* Begin *

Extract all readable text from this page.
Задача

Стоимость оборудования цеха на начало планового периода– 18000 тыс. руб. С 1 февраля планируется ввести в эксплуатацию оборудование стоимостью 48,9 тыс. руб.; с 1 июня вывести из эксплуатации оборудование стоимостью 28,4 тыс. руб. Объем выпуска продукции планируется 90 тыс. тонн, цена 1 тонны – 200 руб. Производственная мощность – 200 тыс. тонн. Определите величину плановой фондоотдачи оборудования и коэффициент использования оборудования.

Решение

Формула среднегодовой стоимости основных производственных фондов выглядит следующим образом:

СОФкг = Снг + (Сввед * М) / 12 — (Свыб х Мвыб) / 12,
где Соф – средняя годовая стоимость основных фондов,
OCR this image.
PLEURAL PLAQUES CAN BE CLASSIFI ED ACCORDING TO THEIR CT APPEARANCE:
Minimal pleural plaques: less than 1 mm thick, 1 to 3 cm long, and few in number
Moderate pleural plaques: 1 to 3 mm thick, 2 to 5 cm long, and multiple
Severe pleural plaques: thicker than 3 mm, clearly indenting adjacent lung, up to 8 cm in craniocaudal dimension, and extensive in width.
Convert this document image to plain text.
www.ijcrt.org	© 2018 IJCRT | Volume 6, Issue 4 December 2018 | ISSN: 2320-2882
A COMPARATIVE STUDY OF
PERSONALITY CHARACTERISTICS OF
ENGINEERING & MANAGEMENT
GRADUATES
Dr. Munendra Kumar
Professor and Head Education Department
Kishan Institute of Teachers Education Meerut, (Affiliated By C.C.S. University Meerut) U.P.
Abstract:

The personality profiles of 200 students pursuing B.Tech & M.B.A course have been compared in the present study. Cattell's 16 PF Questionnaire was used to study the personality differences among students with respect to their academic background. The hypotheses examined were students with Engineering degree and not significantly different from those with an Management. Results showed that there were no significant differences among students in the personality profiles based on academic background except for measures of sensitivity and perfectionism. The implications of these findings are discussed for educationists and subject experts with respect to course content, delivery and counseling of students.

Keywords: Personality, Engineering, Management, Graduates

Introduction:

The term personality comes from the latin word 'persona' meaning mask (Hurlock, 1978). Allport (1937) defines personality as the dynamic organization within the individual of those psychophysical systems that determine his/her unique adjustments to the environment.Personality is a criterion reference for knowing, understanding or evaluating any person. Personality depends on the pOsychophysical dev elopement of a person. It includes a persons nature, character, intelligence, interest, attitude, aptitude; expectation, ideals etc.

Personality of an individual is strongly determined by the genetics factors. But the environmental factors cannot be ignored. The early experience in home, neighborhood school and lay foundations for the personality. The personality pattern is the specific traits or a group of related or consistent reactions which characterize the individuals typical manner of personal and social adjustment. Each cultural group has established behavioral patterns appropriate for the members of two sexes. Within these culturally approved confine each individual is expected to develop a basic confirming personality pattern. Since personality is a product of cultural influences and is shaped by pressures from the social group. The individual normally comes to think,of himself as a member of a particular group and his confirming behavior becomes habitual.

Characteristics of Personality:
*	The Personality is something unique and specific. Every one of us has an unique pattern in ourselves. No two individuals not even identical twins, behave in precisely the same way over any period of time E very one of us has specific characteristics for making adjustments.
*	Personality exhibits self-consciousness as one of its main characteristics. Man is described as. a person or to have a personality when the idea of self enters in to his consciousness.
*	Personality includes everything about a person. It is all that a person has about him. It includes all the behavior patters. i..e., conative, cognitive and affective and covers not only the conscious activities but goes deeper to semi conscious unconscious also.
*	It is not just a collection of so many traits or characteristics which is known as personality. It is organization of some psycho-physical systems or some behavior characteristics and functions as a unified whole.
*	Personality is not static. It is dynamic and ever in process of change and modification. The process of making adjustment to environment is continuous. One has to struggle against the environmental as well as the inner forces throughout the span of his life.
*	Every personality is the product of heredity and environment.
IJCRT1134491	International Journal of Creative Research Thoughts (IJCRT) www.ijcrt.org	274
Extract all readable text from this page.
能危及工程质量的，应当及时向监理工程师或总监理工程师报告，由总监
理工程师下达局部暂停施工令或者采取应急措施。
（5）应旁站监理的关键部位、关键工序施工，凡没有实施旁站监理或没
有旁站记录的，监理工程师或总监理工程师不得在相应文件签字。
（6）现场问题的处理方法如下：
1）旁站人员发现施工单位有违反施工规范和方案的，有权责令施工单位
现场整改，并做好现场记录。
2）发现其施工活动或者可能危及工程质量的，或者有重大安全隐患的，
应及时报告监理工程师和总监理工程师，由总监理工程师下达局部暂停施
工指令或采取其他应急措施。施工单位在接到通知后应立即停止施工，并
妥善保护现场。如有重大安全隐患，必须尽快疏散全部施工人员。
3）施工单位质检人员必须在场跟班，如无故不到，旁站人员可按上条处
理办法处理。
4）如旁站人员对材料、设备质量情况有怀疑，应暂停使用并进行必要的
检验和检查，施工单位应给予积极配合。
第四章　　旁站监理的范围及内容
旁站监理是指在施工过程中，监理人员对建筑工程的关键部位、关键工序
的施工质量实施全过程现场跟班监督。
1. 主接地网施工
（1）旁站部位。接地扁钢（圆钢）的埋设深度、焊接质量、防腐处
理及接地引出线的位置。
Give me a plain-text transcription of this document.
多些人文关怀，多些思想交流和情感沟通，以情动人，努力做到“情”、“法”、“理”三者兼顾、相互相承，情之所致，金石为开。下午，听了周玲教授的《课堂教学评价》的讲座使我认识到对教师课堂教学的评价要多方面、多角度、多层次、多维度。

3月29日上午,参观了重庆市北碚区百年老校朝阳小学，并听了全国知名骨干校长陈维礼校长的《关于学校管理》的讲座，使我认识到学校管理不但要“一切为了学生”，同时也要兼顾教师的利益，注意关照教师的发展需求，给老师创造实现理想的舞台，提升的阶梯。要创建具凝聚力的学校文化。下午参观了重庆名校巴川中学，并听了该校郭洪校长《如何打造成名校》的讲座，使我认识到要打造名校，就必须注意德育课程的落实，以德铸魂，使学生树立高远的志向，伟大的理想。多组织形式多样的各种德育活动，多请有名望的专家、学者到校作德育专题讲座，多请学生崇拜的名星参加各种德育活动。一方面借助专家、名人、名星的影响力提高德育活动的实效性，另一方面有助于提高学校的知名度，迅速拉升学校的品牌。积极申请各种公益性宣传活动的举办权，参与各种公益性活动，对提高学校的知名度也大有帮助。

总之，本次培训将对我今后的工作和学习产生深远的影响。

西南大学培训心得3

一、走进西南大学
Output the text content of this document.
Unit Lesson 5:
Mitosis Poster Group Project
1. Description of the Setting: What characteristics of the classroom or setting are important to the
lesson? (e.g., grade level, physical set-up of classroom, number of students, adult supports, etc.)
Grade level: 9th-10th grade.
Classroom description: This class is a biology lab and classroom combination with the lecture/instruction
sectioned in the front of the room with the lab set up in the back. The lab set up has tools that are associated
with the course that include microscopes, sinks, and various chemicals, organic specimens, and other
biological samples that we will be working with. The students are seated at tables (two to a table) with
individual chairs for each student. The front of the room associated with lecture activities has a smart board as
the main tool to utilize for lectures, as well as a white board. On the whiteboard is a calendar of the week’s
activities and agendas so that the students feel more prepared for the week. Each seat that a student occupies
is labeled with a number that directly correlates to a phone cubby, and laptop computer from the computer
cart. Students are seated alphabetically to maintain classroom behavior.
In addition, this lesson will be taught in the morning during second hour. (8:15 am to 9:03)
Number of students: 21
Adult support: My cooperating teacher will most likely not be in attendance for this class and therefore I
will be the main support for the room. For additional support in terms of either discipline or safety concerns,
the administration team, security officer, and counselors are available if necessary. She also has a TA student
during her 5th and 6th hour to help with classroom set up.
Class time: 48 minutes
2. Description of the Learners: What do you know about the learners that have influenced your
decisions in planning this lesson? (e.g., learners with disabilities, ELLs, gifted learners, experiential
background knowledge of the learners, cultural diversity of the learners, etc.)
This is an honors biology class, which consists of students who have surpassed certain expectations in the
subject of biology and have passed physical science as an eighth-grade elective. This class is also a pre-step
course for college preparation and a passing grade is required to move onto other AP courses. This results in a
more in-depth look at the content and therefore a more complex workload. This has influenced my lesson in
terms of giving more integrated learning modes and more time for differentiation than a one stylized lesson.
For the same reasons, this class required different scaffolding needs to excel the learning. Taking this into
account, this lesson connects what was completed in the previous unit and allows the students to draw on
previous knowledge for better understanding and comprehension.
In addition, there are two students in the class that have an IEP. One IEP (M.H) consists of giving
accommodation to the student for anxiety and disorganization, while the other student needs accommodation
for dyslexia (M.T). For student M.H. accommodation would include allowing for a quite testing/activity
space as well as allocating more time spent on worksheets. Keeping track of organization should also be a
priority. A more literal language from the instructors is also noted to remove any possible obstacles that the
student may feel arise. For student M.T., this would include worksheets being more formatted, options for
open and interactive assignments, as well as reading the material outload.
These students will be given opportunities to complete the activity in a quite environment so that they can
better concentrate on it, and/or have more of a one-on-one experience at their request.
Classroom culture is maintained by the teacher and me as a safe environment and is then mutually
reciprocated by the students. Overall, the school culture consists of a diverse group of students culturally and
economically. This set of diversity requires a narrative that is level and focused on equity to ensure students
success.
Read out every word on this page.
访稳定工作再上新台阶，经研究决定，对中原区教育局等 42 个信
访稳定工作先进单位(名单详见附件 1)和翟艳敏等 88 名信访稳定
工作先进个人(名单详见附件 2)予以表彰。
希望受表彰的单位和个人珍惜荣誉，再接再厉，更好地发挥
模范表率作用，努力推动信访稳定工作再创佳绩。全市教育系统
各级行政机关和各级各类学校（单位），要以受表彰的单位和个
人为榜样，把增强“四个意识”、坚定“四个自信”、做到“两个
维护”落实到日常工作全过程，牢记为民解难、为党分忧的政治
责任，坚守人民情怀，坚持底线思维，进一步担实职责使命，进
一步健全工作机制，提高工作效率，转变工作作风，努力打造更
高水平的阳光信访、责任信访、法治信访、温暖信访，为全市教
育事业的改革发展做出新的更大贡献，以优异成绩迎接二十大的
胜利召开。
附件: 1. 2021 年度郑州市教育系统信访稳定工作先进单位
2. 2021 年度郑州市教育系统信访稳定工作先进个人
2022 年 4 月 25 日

* End *

Each line of the material that holds the string "text" counts once; give the total alone.

● **SOLUTION**:
5